Exercise details: A single figure is the whole answer: the number of lines in the records that contain "Frank".

Supplied information:
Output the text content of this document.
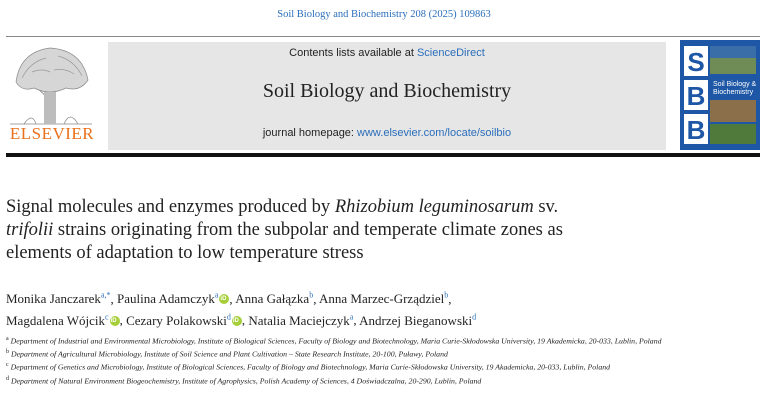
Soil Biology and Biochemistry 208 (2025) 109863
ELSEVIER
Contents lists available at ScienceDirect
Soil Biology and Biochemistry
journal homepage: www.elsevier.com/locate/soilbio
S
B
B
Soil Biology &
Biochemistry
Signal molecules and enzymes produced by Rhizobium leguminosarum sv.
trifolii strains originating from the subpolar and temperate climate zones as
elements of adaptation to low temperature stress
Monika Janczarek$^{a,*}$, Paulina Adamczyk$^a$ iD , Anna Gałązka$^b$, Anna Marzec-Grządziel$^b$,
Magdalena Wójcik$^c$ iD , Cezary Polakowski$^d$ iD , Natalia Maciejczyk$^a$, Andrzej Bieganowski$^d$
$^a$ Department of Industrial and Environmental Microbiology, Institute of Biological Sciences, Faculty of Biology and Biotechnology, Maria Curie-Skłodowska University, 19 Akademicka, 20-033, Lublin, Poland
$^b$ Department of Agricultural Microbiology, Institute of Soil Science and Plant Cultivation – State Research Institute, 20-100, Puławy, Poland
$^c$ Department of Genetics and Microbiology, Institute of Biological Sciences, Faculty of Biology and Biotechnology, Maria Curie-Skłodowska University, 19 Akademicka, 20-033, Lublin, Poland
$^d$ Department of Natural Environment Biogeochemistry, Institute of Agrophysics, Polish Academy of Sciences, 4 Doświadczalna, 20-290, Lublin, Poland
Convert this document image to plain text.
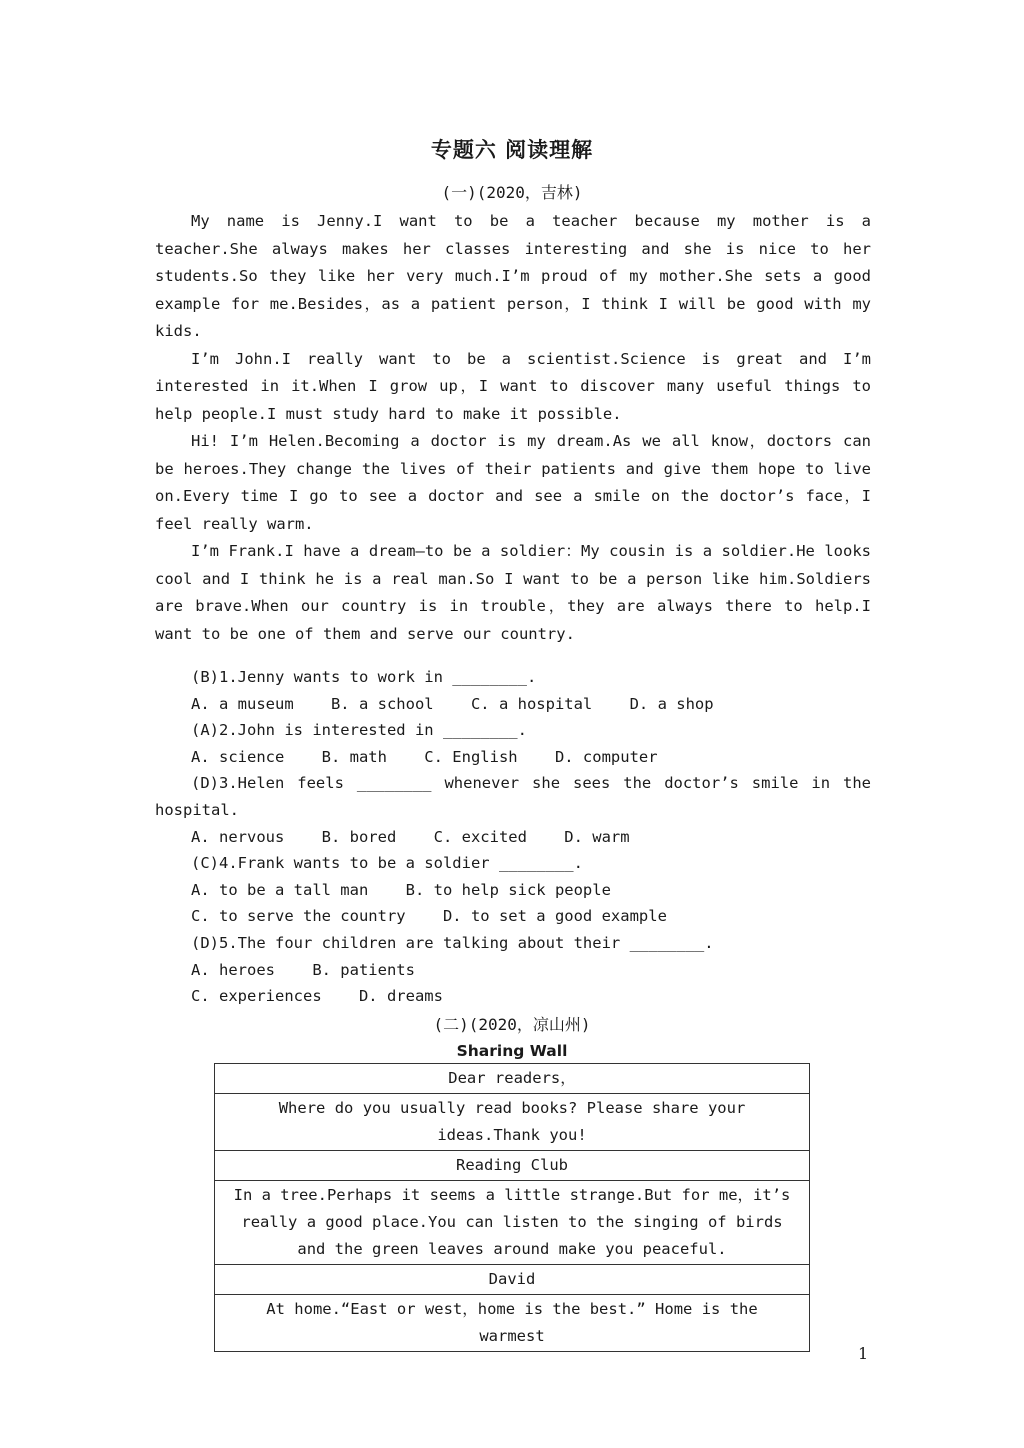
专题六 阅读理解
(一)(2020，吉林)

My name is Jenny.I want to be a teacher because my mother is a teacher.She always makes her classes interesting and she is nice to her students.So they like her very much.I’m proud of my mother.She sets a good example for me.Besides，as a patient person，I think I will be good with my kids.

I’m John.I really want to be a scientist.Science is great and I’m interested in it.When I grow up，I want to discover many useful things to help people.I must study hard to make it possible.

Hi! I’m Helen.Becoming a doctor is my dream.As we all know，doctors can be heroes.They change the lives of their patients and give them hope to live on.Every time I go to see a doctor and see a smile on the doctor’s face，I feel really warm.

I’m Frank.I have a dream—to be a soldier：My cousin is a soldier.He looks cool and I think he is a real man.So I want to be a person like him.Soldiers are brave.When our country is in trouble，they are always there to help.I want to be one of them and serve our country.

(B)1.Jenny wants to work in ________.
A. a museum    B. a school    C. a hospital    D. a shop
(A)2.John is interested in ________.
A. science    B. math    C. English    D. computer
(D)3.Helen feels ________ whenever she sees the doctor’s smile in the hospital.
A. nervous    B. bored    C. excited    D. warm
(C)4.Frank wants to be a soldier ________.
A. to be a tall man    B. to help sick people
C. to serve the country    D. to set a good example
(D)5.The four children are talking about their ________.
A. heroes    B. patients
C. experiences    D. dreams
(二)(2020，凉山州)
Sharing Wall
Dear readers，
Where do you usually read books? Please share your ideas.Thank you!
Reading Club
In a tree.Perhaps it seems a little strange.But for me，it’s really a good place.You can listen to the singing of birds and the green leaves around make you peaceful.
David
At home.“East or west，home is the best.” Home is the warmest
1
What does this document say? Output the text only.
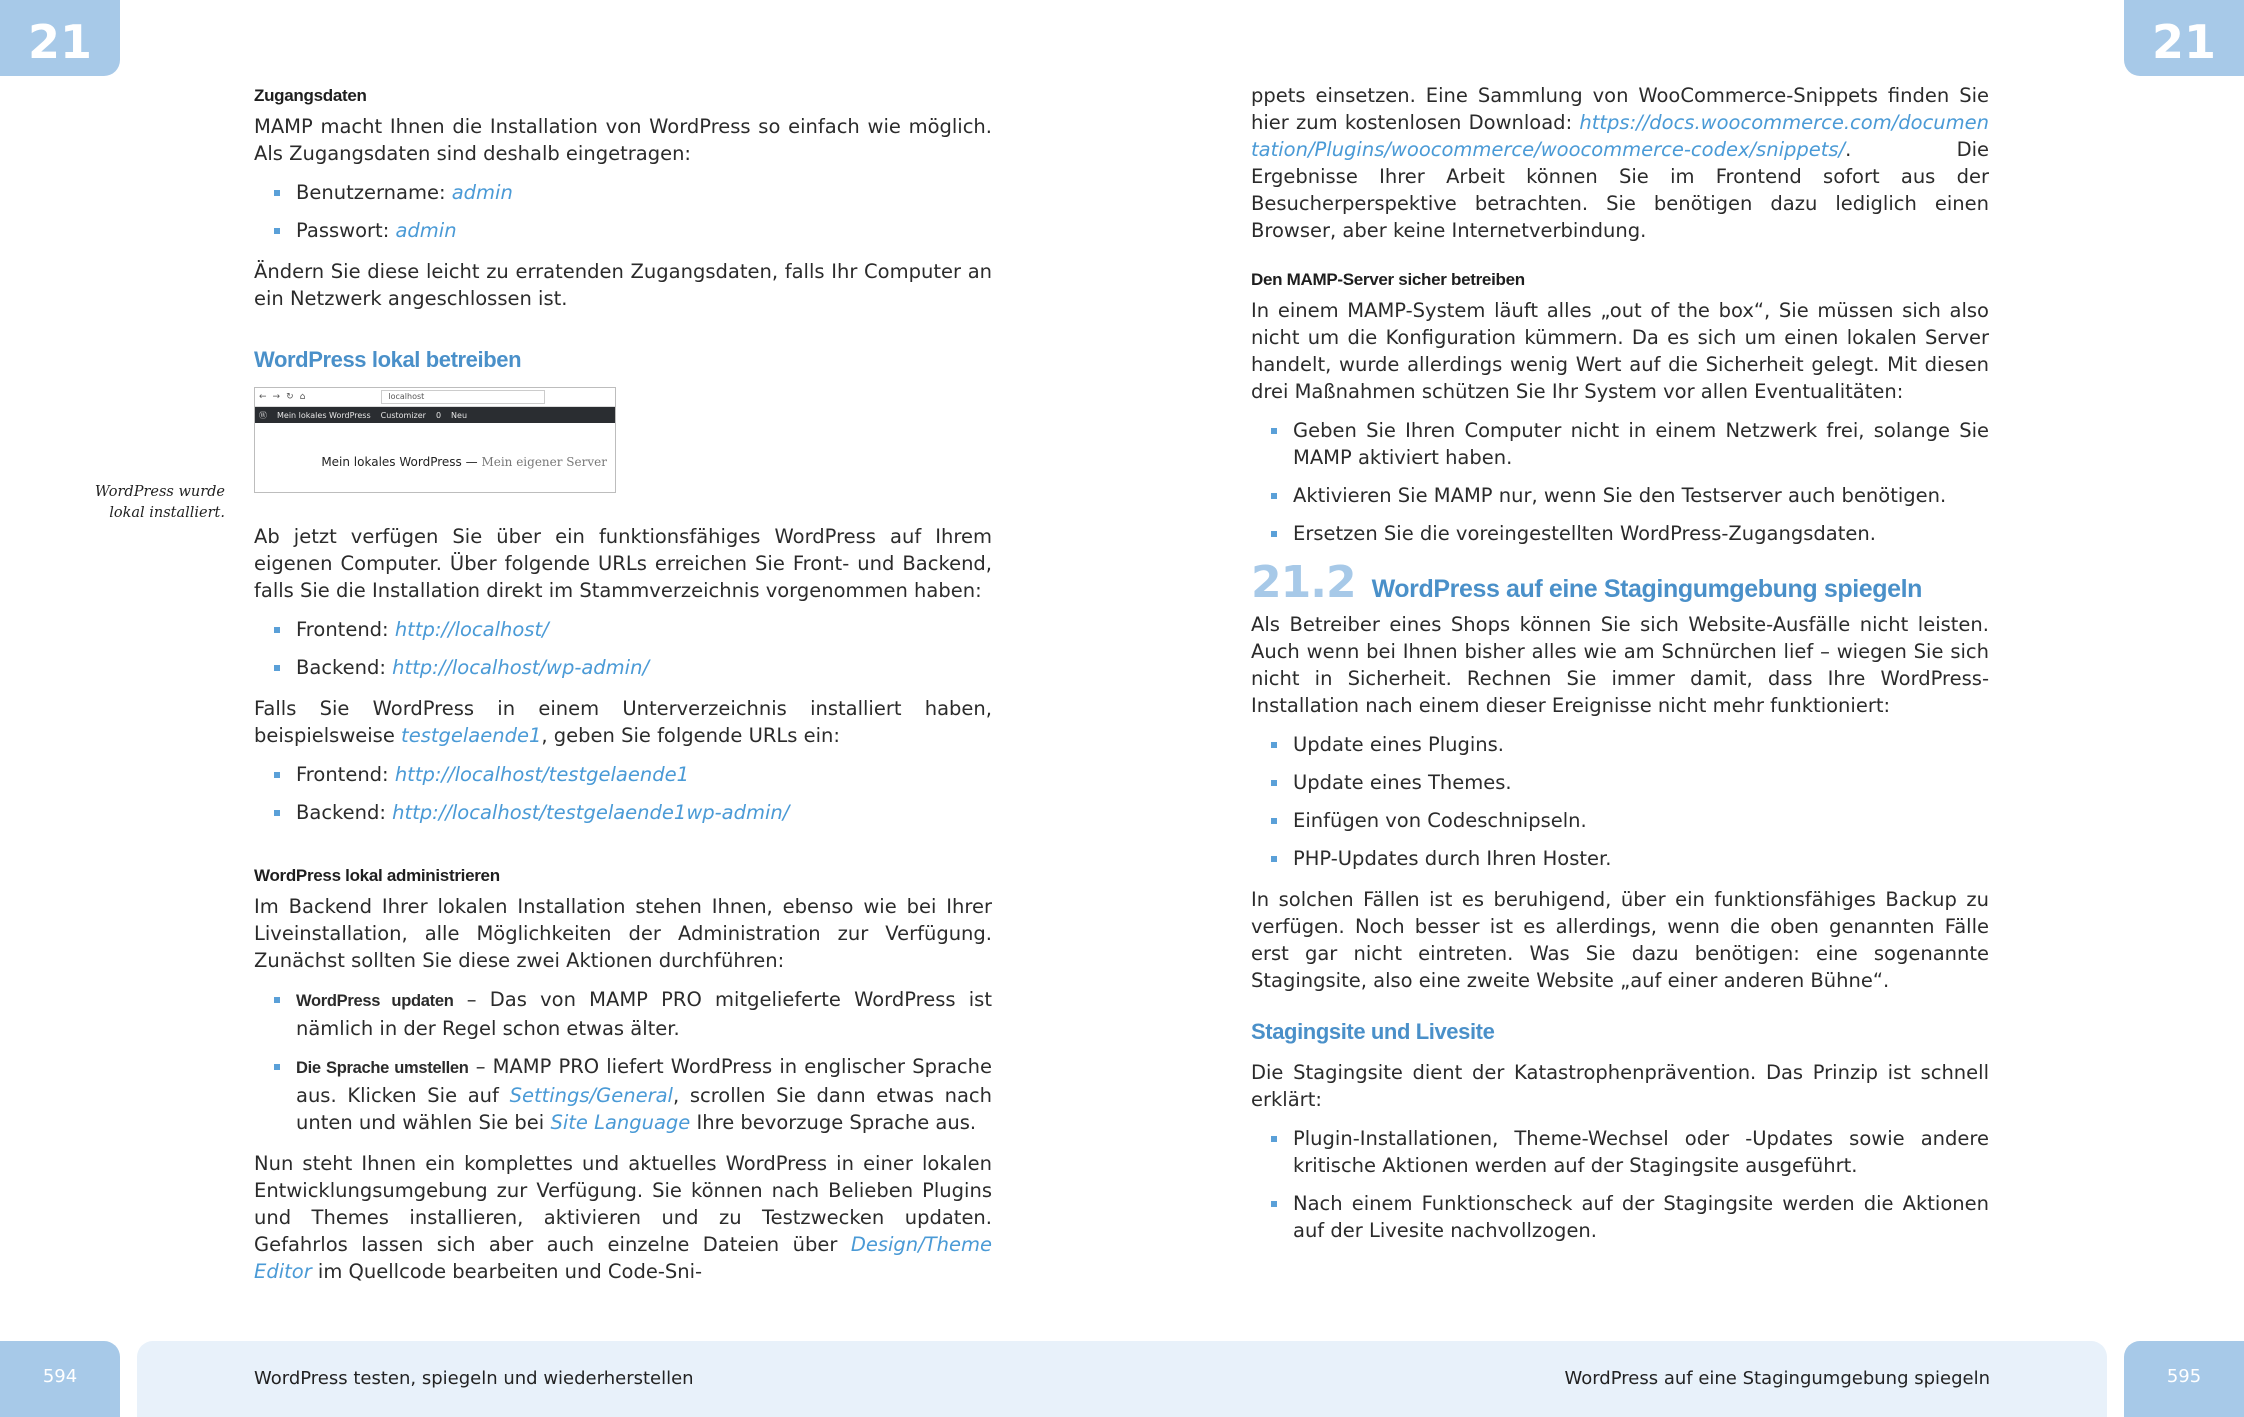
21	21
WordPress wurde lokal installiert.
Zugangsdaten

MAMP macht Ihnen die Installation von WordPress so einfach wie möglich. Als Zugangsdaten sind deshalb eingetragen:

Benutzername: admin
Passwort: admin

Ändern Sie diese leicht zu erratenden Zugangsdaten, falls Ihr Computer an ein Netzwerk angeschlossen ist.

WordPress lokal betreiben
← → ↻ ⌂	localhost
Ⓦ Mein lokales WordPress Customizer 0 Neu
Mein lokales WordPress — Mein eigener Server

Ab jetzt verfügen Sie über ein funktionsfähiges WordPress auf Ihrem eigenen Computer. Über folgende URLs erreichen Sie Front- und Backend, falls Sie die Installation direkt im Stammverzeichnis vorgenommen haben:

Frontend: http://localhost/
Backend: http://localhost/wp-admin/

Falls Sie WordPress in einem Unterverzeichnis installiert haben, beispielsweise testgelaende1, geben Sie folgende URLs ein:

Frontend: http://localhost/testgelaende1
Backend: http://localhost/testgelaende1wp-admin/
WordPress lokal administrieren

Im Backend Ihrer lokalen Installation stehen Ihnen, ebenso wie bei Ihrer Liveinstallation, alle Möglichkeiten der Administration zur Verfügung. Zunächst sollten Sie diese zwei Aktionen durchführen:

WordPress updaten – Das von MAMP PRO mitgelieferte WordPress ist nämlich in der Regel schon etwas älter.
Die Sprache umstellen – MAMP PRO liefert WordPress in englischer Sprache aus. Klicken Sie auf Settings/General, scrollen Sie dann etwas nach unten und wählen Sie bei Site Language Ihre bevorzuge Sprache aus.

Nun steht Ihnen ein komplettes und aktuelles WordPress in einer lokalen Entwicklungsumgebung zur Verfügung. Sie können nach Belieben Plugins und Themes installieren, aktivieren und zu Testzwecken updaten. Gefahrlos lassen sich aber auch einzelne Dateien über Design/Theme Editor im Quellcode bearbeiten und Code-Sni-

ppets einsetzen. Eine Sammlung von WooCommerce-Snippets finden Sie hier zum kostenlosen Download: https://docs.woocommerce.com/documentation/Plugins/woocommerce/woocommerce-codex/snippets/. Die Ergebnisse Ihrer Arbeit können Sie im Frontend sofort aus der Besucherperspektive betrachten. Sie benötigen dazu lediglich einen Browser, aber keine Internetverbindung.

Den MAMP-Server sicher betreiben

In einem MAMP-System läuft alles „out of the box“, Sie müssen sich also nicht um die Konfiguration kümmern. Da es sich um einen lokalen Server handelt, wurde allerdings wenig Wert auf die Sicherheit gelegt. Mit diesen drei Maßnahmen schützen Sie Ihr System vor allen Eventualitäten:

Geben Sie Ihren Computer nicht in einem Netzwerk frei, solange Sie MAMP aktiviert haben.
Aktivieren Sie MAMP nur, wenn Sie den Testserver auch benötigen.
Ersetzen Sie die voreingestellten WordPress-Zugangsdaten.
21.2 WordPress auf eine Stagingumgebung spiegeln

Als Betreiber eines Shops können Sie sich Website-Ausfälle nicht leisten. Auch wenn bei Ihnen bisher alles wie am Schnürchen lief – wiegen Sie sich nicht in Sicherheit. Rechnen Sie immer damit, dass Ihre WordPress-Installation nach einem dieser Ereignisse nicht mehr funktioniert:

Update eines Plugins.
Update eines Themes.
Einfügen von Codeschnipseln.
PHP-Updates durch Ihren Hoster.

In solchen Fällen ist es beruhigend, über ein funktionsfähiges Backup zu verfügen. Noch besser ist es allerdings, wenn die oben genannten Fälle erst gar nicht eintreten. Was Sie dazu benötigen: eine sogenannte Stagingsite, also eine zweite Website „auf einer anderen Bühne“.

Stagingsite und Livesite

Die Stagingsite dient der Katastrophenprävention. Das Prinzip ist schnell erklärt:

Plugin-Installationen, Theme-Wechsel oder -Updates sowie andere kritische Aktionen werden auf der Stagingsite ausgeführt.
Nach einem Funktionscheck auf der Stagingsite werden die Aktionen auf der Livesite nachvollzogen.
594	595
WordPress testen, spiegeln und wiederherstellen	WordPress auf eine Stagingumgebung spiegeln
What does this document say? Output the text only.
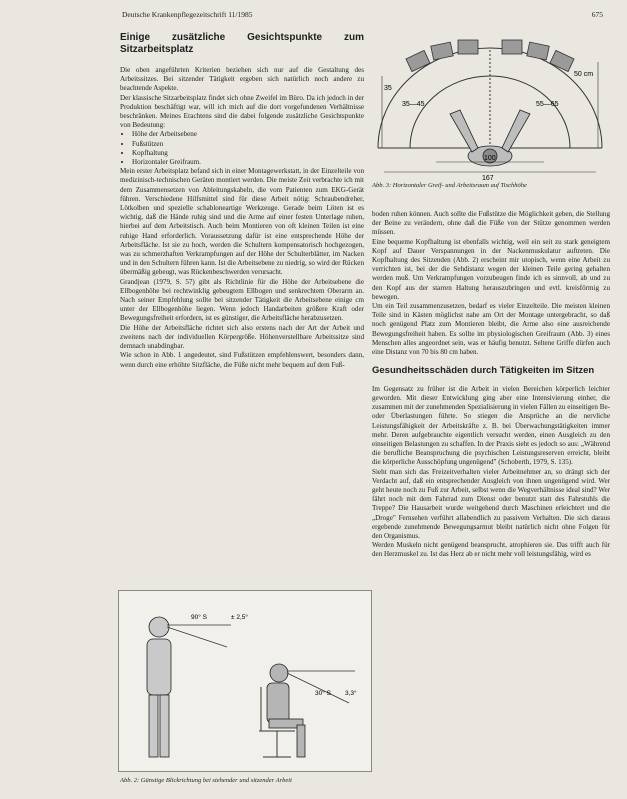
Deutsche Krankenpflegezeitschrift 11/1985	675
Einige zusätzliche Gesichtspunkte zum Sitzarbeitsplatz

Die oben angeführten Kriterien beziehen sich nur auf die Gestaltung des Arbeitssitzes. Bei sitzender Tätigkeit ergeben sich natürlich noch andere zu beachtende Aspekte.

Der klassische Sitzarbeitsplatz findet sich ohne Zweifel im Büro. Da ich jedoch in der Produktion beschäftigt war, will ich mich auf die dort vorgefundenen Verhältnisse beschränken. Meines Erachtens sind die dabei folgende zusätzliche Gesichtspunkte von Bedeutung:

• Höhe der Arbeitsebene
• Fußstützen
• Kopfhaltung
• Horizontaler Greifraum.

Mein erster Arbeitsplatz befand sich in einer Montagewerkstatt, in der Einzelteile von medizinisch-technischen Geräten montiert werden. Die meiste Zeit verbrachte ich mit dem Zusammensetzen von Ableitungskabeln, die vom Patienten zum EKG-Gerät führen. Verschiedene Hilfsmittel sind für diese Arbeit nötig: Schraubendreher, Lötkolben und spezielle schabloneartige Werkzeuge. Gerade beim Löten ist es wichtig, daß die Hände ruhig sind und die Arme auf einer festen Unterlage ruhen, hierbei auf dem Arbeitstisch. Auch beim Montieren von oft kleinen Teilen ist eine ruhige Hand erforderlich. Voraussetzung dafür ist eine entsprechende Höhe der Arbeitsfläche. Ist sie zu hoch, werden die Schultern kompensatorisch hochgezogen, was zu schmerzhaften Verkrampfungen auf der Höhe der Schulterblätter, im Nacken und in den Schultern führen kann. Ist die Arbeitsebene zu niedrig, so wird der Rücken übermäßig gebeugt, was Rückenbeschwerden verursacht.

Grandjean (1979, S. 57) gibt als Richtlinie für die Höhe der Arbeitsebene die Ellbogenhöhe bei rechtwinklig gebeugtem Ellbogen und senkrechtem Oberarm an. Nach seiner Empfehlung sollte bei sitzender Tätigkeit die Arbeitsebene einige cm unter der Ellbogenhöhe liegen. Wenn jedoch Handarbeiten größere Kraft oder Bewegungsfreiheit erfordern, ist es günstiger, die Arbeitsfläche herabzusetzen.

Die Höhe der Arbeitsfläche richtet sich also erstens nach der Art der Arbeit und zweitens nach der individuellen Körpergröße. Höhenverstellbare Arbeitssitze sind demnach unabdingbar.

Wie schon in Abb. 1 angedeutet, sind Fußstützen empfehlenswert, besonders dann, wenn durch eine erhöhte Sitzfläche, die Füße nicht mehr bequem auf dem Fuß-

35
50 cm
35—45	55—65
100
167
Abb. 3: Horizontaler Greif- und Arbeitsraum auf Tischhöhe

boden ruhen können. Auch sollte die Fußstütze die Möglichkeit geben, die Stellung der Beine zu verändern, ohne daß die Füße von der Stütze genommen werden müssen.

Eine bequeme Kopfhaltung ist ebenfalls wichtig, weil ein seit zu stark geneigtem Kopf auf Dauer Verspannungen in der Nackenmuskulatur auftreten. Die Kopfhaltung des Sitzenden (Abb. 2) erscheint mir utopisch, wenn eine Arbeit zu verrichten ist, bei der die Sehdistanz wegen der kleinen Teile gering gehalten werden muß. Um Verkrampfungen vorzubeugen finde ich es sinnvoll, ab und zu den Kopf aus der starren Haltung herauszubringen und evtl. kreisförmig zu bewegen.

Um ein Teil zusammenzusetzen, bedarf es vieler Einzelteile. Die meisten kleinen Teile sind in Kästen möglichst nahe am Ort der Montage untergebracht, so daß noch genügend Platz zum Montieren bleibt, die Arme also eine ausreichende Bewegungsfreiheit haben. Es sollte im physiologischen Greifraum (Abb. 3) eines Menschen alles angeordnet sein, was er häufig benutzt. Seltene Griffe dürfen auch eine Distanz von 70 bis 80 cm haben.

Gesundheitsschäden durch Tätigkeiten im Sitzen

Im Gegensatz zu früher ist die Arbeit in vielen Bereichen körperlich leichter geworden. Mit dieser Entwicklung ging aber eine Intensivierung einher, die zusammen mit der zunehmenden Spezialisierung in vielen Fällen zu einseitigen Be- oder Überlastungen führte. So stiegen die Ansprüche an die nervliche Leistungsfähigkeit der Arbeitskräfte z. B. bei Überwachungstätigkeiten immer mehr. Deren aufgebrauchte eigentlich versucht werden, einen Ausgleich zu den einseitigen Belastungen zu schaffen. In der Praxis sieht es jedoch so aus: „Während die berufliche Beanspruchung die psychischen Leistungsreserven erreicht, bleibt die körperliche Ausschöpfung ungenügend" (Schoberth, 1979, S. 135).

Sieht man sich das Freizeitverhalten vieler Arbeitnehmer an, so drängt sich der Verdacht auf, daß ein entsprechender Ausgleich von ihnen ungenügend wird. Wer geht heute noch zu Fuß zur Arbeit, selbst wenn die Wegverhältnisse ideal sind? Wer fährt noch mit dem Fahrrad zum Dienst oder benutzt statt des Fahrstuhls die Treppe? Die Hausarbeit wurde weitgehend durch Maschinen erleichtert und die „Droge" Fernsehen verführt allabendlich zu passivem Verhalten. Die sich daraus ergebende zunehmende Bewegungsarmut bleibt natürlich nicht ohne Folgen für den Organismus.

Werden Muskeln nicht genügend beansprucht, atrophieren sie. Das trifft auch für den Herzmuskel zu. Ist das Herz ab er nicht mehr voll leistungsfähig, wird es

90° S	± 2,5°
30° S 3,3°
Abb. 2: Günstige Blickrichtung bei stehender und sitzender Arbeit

Response to this exercise: 2